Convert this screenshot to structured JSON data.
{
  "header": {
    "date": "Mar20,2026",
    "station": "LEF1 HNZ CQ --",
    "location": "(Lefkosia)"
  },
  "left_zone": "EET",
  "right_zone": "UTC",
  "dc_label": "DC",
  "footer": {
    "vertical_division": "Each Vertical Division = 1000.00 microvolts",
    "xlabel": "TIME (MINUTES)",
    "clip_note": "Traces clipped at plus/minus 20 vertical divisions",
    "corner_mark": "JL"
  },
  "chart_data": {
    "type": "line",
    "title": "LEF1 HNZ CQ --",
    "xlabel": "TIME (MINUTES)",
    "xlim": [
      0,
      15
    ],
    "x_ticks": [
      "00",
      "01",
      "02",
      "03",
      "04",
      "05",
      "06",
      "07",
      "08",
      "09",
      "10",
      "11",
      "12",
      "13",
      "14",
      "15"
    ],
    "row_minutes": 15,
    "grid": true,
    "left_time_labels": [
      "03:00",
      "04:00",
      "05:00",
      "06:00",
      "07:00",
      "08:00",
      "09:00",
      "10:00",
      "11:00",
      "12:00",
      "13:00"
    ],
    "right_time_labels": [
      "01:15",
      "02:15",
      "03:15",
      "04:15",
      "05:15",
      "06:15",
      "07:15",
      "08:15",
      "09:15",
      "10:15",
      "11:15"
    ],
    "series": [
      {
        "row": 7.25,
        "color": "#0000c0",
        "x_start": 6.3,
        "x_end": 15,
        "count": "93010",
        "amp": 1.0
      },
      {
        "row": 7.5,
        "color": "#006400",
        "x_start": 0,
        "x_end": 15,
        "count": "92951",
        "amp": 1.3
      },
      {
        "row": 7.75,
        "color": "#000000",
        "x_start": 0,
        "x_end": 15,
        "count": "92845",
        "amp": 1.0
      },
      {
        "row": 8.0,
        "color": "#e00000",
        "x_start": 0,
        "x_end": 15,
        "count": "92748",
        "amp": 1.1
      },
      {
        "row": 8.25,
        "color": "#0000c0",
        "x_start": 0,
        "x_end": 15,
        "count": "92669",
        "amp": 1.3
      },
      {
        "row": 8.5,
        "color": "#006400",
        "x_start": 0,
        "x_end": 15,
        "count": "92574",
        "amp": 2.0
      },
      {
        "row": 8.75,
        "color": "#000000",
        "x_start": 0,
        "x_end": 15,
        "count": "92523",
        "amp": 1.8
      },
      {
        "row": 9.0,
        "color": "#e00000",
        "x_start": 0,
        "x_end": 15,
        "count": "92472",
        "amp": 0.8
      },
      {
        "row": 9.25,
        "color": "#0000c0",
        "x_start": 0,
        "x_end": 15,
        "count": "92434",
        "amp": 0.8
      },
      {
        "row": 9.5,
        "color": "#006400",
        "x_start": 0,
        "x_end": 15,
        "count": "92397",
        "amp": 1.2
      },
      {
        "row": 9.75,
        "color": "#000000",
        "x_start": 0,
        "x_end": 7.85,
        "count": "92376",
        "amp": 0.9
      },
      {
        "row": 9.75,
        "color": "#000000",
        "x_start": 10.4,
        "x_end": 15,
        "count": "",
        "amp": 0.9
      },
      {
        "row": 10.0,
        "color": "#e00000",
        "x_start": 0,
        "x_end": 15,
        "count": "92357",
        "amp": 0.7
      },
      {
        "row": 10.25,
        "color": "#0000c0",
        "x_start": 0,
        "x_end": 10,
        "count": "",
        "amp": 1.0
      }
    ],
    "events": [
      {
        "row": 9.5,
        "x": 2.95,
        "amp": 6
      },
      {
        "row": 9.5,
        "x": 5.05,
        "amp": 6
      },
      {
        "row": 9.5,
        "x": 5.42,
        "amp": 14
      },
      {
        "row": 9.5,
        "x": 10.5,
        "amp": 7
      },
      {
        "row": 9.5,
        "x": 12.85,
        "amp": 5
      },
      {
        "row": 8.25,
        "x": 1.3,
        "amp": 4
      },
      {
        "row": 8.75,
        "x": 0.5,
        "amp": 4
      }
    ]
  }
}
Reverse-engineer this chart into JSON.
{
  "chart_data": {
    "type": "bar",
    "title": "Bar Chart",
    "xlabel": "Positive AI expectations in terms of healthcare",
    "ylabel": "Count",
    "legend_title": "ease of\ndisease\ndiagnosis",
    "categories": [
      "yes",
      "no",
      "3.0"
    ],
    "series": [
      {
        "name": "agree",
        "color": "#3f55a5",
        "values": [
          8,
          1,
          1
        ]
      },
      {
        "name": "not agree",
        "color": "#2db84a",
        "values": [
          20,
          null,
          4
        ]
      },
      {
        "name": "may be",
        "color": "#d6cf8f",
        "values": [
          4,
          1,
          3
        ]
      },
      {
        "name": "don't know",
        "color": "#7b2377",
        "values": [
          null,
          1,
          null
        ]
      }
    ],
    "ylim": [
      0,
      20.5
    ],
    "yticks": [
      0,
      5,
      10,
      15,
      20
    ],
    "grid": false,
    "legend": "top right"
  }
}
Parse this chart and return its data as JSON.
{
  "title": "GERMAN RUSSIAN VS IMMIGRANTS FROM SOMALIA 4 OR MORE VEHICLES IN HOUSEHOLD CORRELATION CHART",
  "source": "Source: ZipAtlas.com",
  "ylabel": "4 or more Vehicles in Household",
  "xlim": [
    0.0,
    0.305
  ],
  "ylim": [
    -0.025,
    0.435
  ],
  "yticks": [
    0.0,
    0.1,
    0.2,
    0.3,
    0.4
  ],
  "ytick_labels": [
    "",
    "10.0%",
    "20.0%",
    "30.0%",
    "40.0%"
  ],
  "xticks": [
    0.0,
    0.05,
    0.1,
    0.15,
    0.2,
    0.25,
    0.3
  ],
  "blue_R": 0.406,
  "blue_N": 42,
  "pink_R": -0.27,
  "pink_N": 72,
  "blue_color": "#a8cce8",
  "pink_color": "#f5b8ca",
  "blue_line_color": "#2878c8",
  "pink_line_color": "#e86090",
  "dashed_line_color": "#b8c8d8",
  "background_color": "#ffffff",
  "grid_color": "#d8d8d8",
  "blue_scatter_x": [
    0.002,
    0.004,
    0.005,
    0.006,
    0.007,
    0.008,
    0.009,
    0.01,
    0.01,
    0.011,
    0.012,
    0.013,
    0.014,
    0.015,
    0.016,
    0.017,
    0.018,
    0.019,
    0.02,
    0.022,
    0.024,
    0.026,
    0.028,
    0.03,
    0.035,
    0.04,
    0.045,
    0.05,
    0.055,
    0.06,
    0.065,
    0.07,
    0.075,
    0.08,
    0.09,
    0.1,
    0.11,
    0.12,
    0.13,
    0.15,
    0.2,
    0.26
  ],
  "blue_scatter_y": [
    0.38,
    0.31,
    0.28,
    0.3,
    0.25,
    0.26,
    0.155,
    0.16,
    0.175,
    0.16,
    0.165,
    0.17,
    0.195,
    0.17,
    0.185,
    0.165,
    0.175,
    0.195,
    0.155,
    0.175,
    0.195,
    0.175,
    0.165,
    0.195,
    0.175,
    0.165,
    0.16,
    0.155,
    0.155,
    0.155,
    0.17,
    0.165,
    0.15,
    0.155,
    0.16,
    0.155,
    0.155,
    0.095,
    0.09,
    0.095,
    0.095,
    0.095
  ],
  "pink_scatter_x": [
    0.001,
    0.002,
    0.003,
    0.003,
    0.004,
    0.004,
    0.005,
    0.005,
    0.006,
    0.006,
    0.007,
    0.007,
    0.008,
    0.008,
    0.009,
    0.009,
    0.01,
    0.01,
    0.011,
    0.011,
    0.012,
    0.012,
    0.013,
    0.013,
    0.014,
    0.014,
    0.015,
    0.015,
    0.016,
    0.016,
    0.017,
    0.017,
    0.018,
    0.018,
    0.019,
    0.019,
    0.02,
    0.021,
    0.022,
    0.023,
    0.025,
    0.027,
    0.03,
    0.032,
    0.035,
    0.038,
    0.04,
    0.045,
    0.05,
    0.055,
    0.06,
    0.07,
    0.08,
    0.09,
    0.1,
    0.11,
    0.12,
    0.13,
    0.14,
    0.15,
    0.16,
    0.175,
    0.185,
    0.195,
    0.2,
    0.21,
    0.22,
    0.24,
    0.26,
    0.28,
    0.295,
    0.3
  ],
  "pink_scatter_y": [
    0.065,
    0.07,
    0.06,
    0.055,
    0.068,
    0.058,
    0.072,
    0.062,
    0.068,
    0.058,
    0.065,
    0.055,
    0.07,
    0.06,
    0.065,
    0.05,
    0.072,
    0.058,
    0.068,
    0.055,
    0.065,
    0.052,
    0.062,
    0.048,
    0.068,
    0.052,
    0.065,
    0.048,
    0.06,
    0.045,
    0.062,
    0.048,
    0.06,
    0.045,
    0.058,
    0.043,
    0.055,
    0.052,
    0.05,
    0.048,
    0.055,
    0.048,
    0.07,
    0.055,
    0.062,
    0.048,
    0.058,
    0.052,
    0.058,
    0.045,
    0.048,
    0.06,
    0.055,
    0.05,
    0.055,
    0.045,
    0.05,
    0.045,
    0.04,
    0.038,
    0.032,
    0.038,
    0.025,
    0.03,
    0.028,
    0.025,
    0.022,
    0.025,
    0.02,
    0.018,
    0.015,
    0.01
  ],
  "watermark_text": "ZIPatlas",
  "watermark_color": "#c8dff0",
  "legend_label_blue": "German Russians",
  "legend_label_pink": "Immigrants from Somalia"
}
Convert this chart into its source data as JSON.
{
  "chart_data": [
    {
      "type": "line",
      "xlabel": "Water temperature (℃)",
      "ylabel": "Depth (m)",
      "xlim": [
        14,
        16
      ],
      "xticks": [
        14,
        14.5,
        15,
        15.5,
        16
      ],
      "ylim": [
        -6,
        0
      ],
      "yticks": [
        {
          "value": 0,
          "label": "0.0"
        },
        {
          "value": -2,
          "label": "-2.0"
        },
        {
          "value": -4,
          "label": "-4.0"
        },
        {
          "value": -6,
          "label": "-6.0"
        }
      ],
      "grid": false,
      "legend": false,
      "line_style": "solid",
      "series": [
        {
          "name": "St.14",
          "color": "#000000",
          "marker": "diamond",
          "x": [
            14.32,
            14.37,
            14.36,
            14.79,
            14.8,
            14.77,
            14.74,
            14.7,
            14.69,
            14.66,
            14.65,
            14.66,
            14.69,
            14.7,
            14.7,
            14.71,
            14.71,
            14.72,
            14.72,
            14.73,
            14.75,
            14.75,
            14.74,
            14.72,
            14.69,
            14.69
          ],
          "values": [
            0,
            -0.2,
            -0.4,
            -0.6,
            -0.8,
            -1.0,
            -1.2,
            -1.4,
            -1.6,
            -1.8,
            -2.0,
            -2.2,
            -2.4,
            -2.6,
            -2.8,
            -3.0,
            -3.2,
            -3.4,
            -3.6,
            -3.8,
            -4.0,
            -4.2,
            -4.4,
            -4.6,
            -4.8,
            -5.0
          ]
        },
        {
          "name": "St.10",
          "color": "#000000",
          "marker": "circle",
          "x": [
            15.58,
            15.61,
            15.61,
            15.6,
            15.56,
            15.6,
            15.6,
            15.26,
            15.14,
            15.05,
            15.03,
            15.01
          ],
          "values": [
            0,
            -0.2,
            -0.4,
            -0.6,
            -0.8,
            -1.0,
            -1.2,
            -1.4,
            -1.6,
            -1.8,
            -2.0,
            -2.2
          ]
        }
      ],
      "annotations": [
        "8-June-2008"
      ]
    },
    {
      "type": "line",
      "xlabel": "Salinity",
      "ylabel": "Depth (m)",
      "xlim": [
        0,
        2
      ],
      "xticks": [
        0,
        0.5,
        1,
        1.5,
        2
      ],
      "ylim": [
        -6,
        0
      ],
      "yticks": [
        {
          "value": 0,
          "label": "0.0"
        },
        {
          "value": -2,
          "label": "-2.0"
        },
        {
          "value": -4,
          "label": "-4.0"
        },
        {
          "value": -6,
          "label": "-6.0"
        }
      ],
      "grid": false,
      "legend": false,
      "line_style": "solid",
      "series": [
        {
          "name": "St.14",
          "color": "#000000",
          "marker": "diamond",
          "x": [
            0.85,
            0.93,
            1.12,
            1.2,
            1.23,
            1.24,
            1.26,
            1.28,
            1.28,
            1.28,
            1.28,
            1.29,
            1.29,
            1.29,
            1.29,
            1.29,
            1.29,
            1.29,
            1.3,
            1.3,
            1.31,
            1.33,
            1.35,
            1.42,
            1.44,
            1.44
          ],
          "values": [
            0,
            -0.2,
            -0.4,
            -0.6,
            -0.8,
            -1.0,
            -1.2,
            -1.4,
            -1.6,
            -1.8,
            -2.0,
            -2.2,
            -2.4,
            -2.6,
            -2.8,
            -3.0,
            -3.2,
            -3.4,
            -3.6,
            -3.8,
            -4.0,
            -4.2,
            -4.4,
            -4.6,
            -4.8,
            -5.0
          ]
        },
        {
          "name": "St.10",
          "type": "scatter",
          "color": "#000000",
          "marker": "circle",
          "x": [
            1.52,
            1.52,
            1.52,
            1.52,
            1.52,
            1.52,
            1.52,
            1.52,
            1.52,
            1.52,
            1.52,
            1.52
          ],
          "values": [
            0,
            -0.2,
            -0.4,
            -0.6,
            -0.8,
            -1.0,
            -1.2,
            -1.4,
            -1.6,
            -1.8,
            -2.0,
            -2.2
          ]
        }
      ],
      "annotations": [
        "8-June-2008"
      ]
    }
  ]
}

__________________________________________________

→ **CHALLENGE**
From the entries above, copy every line containing the word "this".

→ **EXERCISE ANSWER**
Convert this screenshot to structured JSON data.
Reverse-engineer this chart into JSON.
Parse this chart and return its data as JSON.
Convert this chart into its source data as JSON.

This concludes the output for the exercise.